-- Extracted information start --
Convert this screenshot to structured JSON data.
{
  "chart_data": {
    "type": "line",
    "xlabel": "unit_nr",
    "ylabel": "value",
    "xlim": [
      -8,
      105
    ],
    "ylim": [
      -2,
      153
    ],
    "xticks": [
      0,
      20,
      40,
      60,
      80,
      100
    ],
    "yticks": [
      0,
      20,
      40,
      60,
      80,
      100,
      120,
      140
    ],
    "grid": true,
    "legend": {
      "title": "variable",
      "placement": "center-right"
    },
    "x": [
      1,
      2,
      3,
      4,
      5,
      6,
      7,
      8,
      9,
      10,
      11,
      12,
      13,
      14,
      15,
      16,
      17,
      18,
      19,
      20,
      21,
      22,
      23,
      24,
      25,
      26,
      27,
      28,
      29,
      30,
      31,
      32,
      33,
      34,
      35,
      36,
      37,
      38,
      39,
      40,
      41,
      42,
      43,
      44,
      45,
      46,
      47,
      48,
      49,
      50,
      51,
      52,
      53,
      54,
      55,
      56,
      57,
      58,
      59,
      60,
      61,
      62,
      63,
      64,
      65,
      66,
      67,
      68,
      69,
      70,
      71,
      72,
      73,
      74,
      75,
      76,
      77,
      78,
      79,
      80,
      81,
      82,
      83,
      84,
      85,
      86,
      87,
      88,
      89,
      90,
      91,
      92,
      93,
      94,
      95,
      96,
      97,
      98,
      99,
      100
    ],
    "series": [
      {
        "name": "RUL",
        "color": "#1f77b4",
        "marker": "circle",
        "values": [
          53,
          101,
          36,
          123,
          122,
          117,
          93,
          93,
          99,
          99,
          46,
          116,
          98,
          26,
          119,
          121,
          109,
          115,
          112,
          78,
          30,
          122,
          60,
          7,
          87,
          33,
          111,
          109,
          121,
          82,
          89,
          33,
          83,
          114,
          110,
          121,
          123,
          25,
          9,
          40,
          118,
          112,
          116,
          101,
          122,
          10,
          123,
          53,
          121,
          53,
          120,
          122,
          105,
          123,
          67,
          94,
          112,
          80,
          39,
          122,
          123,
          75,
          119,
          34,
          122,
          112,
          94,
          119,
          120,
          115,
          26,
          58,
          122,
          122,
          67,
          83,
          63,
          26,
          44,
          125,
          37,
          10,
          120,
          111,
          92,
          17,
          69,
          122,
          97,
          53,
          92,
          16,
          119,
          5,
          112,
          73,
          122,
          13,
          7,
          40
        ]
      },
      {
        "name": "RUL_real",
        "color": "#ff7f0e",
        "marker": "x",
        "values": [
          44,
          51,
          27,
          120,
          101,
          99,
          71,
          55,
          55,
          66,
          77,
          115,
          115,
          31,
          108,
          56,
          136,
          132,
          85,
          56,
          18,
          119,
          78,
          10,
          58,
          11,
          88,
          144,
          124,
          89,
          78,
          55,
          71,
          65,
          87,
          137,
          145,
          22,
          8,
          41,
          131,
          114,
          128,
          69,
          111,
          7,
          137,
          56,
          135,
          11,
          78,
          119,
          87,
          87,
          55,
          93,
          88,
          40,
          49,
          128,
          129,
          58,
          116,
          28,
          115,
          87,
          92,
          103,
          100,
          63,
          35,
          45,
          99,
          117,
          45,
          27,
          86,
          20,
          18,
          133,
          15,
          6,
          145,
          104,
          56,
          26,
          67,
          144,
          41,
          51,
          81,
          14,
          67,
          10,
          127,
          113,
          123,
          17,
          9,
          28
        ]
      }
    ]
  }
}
-- Extracted information end --
-- Extracted information start --
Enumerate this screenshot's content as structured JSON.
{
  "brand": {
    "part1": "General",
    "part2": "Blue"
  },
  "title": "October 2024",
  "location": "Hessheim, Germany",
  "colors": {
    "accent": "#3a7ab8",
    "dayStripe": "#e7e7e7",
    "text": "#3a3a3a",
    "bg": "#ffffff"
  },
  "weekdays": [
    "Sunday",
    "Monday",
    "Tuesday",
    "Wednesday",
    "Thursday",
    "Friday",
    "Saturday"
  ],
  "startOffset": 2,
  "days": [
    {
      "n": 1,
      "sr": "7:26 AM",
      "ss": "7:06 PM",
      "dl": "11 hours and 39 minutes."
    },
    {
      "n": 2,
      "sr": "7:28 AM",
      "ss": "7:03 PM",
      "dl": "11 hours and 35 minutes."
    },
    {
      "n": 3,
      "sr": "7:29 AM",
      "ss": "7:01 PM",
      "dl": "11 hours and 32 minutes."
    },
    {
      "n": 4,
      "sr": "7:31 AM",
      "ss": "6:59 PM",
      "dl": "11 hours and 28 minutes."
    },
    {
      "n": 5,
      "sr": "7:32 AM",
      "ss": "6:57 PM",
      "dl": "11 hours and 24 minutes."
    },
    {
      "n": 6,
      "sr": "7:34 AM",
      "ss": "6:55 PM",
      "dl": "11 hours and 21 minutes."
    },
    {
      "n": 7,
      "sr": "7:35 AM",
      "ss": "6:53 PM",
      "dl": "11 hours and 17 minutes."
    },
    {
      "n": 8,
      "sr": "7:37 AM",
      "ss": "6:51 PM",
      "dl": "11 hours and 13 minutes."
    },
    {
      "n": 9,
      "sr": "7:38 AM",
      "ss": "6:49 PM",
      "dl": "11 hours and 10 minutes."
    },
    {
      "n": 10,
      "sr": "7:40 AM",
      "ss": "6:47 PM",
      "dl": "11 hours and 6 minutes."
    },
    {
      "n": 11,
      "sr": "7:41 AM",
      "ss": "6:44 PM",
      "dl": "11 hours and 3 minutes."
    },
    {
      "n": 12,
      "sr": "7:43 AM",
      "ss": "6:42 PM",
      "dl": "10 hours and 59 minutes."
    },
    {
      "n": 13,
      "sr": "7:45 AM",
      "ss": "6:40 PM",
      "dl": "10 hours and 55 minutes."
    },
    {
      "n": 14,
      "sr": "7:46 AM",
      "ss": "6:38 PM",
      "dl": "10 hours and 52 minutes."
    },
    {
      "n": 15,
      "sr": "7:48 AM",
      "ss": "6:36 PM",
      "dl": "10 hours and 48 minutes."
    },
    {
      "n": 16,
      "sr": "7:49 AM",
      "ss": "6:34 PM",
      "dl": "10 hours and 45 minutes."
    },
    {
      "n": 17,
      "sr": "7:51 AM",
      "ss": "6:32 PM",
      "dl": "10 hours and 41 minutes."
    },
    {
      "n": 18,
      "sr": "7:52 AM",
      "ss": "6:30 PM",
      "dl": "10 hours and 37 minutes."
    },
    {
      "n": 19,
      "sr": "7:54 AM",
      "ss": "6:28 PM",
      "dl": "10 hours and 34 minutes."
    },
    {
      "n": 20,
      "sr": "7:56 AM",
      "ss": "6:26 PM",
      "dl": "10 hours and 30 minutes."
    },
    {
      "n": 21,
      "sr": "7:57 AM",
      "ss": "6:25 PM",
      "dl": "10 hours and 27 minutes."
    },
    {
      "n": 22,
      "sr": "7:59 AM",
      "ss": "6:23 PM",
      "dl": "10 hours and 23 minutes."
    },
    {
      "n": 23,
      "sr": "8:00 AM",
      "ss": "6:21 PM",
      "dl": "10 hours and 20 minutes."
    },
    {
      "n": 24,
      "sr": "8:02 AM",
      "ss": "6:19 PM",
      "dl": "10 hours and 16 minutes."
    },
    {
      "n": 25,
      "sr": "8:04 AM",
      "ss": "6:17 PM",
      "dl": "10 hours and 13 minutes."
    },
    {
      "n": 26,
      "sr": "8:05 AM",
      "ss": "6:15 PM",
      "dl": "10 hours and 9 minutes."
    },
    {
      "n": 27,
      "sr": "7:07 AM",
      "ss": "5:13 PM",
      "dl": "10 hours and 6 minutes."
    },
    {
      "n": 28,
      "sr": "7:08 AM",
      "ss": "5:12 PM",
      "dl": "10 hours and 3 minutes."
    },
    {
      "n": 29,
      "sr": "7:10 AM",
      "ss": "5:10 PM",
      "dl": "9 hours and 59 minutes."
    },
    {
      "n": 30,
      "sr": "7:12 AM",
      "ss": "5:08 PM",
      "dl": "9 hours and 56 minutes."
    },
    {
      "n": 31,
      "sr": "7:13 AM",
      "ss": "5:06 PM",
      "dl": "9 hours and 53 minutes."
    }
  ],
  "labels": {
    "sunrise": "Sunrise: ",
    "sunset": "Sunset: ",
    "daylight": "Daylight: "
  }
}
-- Extracted information end --
Report how many lines in the records hold the word "structured", giving the number and nothing else.

#### The completed task:
2